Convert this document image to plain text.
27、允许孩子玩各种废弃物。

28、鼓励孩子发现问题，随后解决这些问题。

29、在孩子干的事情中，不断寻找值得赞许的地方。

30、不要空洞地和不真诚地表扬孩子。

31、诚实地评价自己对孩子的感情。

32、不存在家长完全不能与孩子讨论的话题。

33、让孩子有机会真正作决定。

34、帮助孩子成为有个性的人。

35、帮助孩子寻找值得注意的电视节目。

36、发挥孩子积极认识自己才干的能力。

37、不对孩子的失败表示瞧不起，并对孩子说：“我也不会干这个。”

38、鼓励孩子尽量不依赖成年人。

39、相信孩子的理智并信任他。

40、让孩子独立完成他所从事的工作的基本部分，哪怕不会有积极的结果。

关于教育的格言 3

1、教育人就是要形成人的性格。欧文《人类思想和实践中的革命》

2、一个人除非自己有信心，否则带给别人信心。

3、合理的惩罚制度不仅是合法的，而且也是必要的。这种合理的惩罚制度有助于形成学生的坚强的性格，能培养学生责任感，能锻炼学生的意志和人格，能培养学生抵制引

+===+

▶ [Aim] Exactly as written above, please repeat the entries.

▶ [Response below]
Convert this document image to plain text.
27、允许孩子玩各种废弃物。

28、鼓励孩子发现问题，随后解决这些问题。

29、在孩子干的事情中，不断寻找值得赞许的地方。

30、不要空洞地和不真诚地表扬孩子。

31、诚实地评价自己对孩子的感情。

32、不存在家长完全不能与孩子讨论的话题。

33、让孩子有机会真正作决定。

34、帮助孩子成为有个性的人。

35、帮助孩子寻找值得注意的电视节目。

36、发挥孩子积极认识自己才干的能力。

37、不对孩子的失败表示瞧不起，并对孩子说：“我也不会干这个。”

38、鼓励孩子尽量不依赖成年人。

39、相信孩子的理智并信任他。

40、让孩子独立完成他所从事的工作的基本部分，哪怕不会有积极的结果。

关于教育的格言 3

1、教育人就是要形成人的性格。欧文《人类思想和实践中的革命》

2、一个人除非自己有信心，否则带给别人信心。

3、合理的惩罚制度不仅是合法的，而且也是必要的。这种合理的惩罚制度有助于形成学生的坚强的性格，能培养学生责任感，能锻炼学生的意志和人格，能培养学生抵制引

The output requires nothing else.